__Excerpt__

+ + +

Configure Deduplication
Step-by-step guide to setting up and using the Deduplication feature, including interface reference and configuration details.
Getting Started
Section titled “Getting Started”-
Navigate to Deduplication
Click Deduplication in the left sidebar to access the Pairs view.

You’ll see the Potential Duplicate Pairs interface with filters, search, and a Settings button.
-
Open Settings
Click the Settings button (top right) to configure matching rules.

The Settings modal shows:
- Company dedup and Contact dedup sections (collapsible)
- Active toggle to enable deduplication for each object type
- Active Rules block (currently running rules)
- Rules list (your draft rules being edited)
- + Add Rule button to create new rules
- Publish button to activate changes
- Object count showing scope (e.g., “114,214 objects are ready to be checked”)

+ + +

Continue the deduplication setup guide from where it stops, writing the next steps in the same style.

+ + +

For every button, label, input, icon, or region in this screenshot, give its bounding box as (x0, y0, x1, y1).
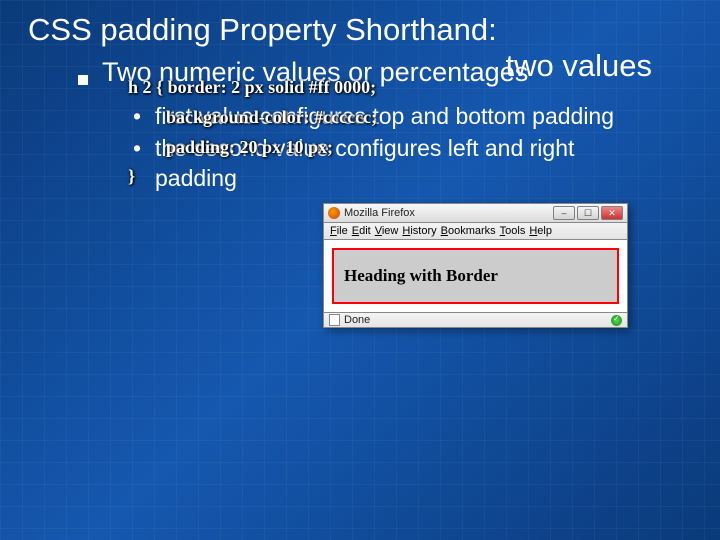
browser-content: Heading with Border (323, 240, 628, 313)
browser-titlebar: Mozilla Firefox – ☐ ✕ (323, 203, 628, 223)
square-bullet-icon (78, 75, 88, 85)
code-line-4: } (128, 166, 135, 186)
firefox-icon (328, 207, 340, 219)
minimize-button[interactable]: – (553, 206, 575, 220)
menu-edit[interactable]: Edit (352, 225, 371, 237)
maximize-button[interactable]: ☐ (577, 206, 599, 220)
code-line-1: h 2 { border: 2 px solid #ff 0000; (128, 77, 376, 97)
done-check-icon (611, 315, 622, 326)
menu-tools[interactable]: Tools (500, 225, 526, 237)
title-line-1: CSS padding Property Shorthand: (28, 12, 497, 47)
close-button[interactable]: ✕ (601, 206, 623, 220)
window-controls: – ☐ ✕ (553, 206, 623, 220)
code-line-3: padding: 20 px 10 px; (128, 133, 377, 163)
menu-file[interactable]: File (330, 225, 348, 237)
css-code-block: h 2 { border: 2 px solid #ff 0000; backg… (128, 73, 377, 192)
browser-statusbar: Done (323, 313, 628, 328)
browser-window: Mozilla Firefox – ☐ ✕ File Edit View His… (323, 203, 628, 328)
status-text: Done (344, 314, 370, 326)
menu-bookmarks[interactable]: Bookmarks (441, 225, 496, 237)
rendered-heading: Heading with Border (332, 248, 619, 304)
menu-help[interactable]: Help (529, 225, 552, 237)
browser-app-name: Mozilla Firefox (344, 207, 415, 219)
page-icon (329, 314, 340, 326)
menu-history[interactable]: History (402, 225, 436, 237)
browser-menubar: File Edit View History Bookmarks Tools H… (323, 223, 628, 240)
code-line-2: background-color: #cccccc; (128, 103, 377, 133)
menu-view[interactable]: View (375, 225, 399, 237)
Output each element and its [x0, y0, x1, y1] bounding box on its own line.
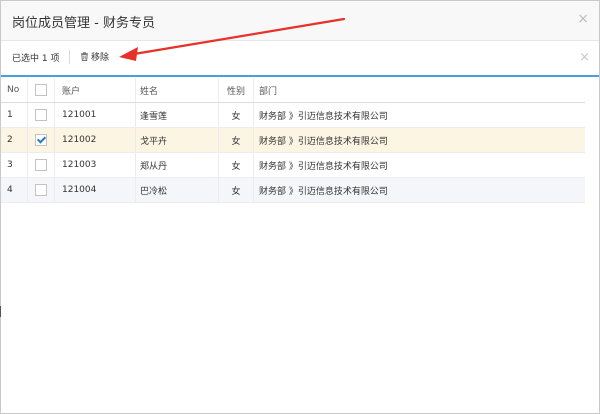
gender-cell: 女 [218, 102, 254, 128]
column-header-account: 账户 [54, 78, 136, 103]
row-number: 3 [1, 152, 28, 178]
column-header-name: 姓名 [135, 78, 219, 103]
member-management-dialog: 岗位成员管理 - 财务专员 × 已选中 1 项 移除 × No 账户 姓名 性别 [0, 0, 600, 414]
toolbar-divider [69, 50, 70, 64]
department-cell: 财务部 》引迈信息技术有限公司 [253, 177, 585, 203]
row-checkbox[interactable] [35, 109, 47, 121]
row-select-cell [27, 127, 55, 153]
column-header-no: No [1, 78, 28, 103]
select-all-checkbox[interactable] [35, 84, 47, 96]
account-cell: 121004 [54, 177, 136, 203]
dialog-title: 岗位成员管理 - 财务专员 [12, 16, 155, 31]
department-cell: 财务部 》引迈信息技术有限公司 [253, 152, 585, 178]
account-cell: 121003 [54, 152, 136, 178]
selected-count-label: 已选中 1 项 [12, 54, 60, 64]
department-cell: 财务部 》引迈信息技术有限公司 [253, 102, 585, 128]
dialog-titlebar: 岗位成员管理 - 财务专员 × [1, 1, 599, 41]
row-checkbox[interactable] [35, 184, 47, 196]
table-row[interactable]: 1 121001 逢雪莲 女 财务部 》引迈信息技术有限公司 [1, 102, 585, 128]
remove-button-label: 移除 [91, 53, 110, 63]
name-cell: 巴冷松 [135, 177, 219, 203]
column-header-department: 部门 [253, 78, 585, 103]
gender-cell: 女 [218, 127, 254, 153]
name-cell: 戈平卉 [135, 127, 219, 153]
row-checkbox[interactable] [35, 134, 47, 146]
table-header-row: No 账户 姓名 性别 部门 [1, 78, 585, 103]
account-cell: 121001 [54, 102, 136, 128]
member-table: No 账户 姓名 性别 部门 1 121001 逢雪莲 女 财务部 》引迈信息技… [1, 78, 585, 203]
toolbar-close-icon[interactable]: × [579, 50, 590, 65]
row-select-cell [27, 152, 55, 178]
trash-icon [80, 52, 89, 61]
department-cell: 财务部 》引迈信息技术有限公司 [253, 127, 585, 153]
row-checkbox[interactable] [35, 159, 47, 171]
column-header-gender: 性别 [218, 78, 254, 103]
remove-button[interactable]: 移除 [78, 49, 111, 67]
toolbar: 已选中 1 项 移除 × [1, 41, 599, 77]
row-select-cell [27, 177, 55, 203]
name-cell: 郑从丹 [135, 152, 219, 178]
gender-cell: 女 [218, 152, 254, 178]
row-number: 2 [1, 127, 28, 153]
row-number: 4 [1, 177, 28, 203]
name-cell: 逢雪莲 [135, 102, 219, 128]
table-row[interactable]: 2 121002 戈平卉 女 财务部 》引迈信息技术有限公司 [1, 127, 585, 153]
table-row[interactable]: 4 121004 巴冷松 女 财务部 》引迈信息技术有限公司 [1, 177, 585, 203]
table-row[interactable]: 3 121003 郑从丹 女 财务部 》引迈信息技术有限公司 [1, 152, 585, 178]
account-cell: 121002 [54, 127, 136, 153]
gender-cell: 女 [218, 177, 254, 203]
row-select-cell [27, 102, 55, 128]
column-header-select-all [27, 78, 55, 103]
row-number: 1 [1, 102, 28, 128]
dialog-close-icon[interactable]: × [577, 11, 589, 27]
window-edge-mark [0, 306, 1, 317]
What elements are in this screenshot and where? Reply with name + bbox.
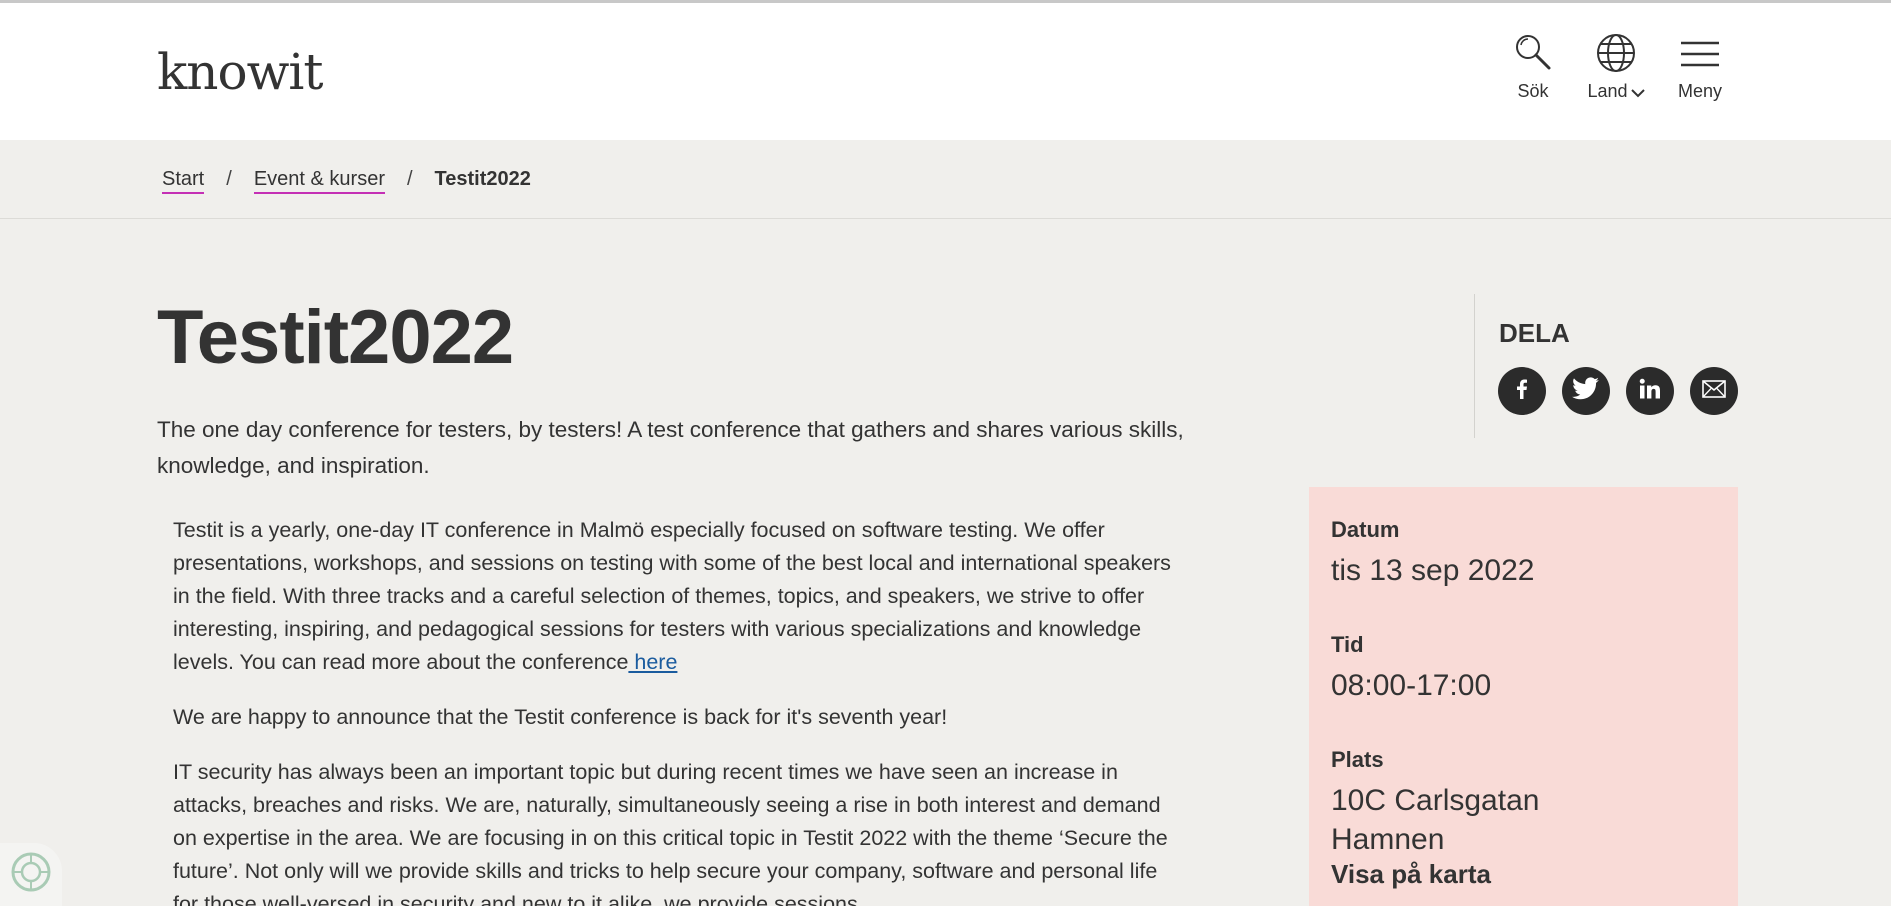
breadcrumb-bar: Start / Event & kurser / Testit2022	[0, 140, 1891, 219]
article-paragraph: We are happy to announce that the Testit…	[173, 705, 948, 729]
breadcrumb: Start / Event & kurser / Testit2022	[162, 168, 531, 194]
share-title: DELA	[1499, 318, 1570, 348]
search-label: Sök	[1517, 81, 1549, 101]
email-share-button[interactable]	[1690, 367, 1738, 415]
menu-label: Meny	[1677, 81, 1722, 101]
cookie-settings-button[interactable]	[0, 843, 62, 906]
date-block: Datum tis 13 sep 2022	[1331, 517, 1716, 590]
linkedin-icon	[1638, 377, 1662, 406]
breadcrumb-events-link[interactable]: Event & kurser	[253, 168, 385, 194]
article-body: Testit is a yearly, one-day IT conferenc…	[173, 514, 1183, 906]
share-icons	[1498, 367, 1738, 415]
land-label: Land	[1587, 81, 1628, 101]
hamburger-menu-icon	[1672, 33, 1728, 73]
place-block: Plats 10C Carlsgatan Hamnen Visa på kart…	[1331, 747, 1716, 890]
cookie-icon	[9, 850, 53, 899]
date-label: Datum	[1331, 517, 1400, 542]
time-block: Tid 08:00-17:00	[1331, 632, 1716, 705]
breadcrumb-separator: /	[226, 168, 232, 190]
knowit-logo[interactable]: knowit	[157, 43, 323, 101]
facebook-share-button[interactable]	[1498, 367, 1546, 415]
article-paragraph: Testit is a yearly, one-day IT conferenc…	[173, 514, 1183, 679]
search-icon	[1508, 33, 1558, 73]
menu-button[interactable]: Meny	[1672, 33, 1728, 102]
show-on-map-link[interactable]: Visa på karta	[1331, 859, 1716, 890]
linkedin-share-button[interactable]	[1626, 367, 1674, 415]
event-info-box: Datum tis 13 sep 2022 Tid 08:00-17:00 Pl…	[1309, 487, 1738, 906]
lead-paragraph: The one day conference for testers, by t…	[157, 417, 1184, 478]
chevron-down-icon	[1630, 82, 1645, 103]
email-icon	[1702, 379, 1726, 403]
date-value: tis 13 sep 2022	[1331, 554, 1535, 587]
twitter-share-button[interactable]	[1562, 367, 1610, 415]
breadcrumb-current: Testit2022	[434, 168, 531, 190]
share-divider	[1474, 294, 1475, 438]
time-value: 08:00-17:00	[1331, 669, 1492, 702]
facebook-icon	[1510, 377, 1534, 406]
globe-icon	[1580, 33, 1652, 73]
page-title: Testit2022	[157, 295, 514, 380]
place-line-1: 10C Carlsgatan	[1331, 784, 1540, 817]
article-paragraph: IT security has always been an important…	[173, 760, 1168, 906]
breadcrumb-start-link[interactable]: Start	[162, 168, 205, 194]
time-label: Tid	[1331, 632, 1364, 657]
search-button[interactable]: Sök	[1508, 33, 1558, 102]
place-label: Plats	[1331, 747, 1384, 772]
breadcrumb-separator: /	[406, 168, 413, 190]
read-more-here-link[interactable]: here	[628, 650, 677, 674]
site-header: knowit Sök Land Meny	[0, 3, 1891, 140]
country-selector-button[interactable]: Land	[1580, 33, 1652, 103]
place-line-2: Hamnen	[1331, 823, 1445, 856]
twitter-icon	[1572, 376, 1600, 406]
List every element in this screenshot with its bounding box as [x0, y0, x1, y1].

+ + +

__Written response__
-
Review Default Rules
Both Company and Contact sections include proven default rules optimized for common scenarios. You can use these as-is or customize them.
-
Enable and Publish
- Toggle Active for Company and/or Contact deduplication
- Review your draft rules (the defaults are a good starting point)
- Click Publish to activate

Confirm the publish action. This creates a new search index and applies your rules.
-
Wait for Background Processing
Watch for status indicators:
- “New rules being applied…” (in Settings)
- “Deduplication check is running in the background…” (on Pairs/Clusters pages)
Processing time varies: minutes for small databases, hours for 100K+ records.
-
Review Results
After processing completes:
- Browse Pairs for one-to-one comparisons
- Switch to Clusters (via View Clusters button) for groups
- Click eye icons to see Rule Details
- Use external links to open records in HubSpot
-
Take Action
Process duplicates using pipelines or manual merging:
- Recommended: Install Duplicate Resolver from Marketplace (AI Agent that validates and merges company duplicates)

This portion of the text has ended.